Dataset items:

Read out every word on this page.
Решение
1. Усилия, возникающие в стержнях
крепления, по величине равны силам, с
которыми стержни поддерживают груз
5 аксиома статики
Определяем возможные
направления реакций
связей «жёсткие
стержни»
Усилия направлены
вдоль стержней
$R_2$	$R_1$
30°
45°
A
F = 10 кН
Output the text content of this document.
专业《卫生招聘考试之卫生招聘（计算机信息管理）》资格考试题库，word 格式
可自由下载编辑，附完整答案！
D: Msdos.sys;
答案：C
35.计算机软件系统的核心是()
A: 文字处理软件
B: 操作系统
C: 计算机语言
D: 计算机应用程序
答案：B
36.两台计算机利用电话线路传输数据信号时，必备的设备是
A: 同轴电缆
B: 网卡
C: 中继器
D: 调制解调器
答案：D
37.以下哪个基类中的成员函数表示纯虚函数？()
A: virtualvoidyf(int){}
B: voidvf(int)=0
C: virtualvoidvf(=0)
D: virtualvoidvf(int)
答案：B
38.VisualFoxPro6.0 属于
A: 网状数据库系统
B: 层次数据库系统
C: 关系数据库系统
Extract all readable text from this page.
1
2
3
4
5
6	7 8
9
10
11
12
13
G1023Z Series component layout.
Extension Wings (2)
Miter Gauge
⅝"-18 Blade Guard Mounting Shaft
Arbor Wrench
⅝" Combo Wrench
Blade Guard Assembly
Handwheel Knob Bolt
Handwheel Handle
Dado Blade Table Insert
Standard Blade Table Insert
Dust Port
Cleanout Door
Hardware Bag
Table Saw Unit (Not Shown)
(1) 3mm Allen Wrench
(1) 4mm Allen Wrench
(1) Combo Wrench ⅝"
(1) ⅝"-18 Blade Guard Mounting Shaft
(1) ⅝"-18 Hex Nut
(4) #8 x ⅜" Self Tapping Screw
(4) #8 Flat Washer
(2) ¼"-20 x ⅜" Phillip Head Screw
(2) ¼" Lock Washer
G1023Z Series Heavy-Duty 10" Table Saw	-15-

| WRITTEN INSTRUCTION |
Every entry should be printed again exactly as it stands.

| WORKED ANSWER |
Read out every word on this page.
Решение
1. Усилия, возникающие в стержнях
крепления, по величине равны силам, с
которыми стержни поддерживают груз
5 аксиома статики
Определяем возможные
направления реакций
связей «жёсткие
стержни»
Усилия направлены
вдоль стержней
$R_2$	$R_1$
30°
45°
A
F = 10 кН
Output the text content of this document.
专业《卫生招聘考试之卫生招聘（计算机信息管理）》资格考试题库，word 格式
可自由下载编辑，附完整答案！
D: Msdos.sys;
答案：C
35.计算机软件系统的核心是()
A: 文字处理软件
B: 操作系统
C: 计算机语言
D: 计算机应用程序
答案：B
36.两台计算机利用电话线路传输数据信号时，必备的设备是
A: 同轴电缆
B: 网卡
C: 中继器
D: 调制解调器
答案：D
37.以下哪个基类中的成员函数表示纯虚函数？()
A: virtualvoidyf(int){}
B: voidvf(int)=0
C: virtualvoidvf(=0)
D: virtualvoidvf(int)
答案：B
38.VisualFoxPro6.0 属于
A: 网状数据库系统
B: 层次数据库系统
C: 关系数据库系统
Extract all readable text from this page.
1
2
3
4
5
6	7 8
9
10
11
12
13
G1023Z Series component layout.
Extension Wings (2)
Miter Gauge
⅝"-18 Blade Guard Mounting Shaft
Arbor Wrench
⅝" Combo Wrench
Blade Guard Assembly
Handwheel Knob Bolt
Handwheel Handle
Dado Blade Table Insert
Standard Blade Table Insert
Dust Port
Cleanout Door
Hardware Bag
Table Saw Unit (Not Shown)
(1) 3mm Allen Wrench
(1) 4mm Allen Wrench
(1) Combo Wrench ⅝"
(1) ⅝"-18 Blade Guard Mounting Shaft
(1) ⅝"-18 Hex Nut
(4) #8 x ⅜" Self Tapping Screw
(4) #8 Flat Washer
(2) ¼"-20 x ⅜" Phillip Head Screw
(2) ¼" Lock Washer
G1023Z Series Heavy-Duty 10" Table Saw	-15-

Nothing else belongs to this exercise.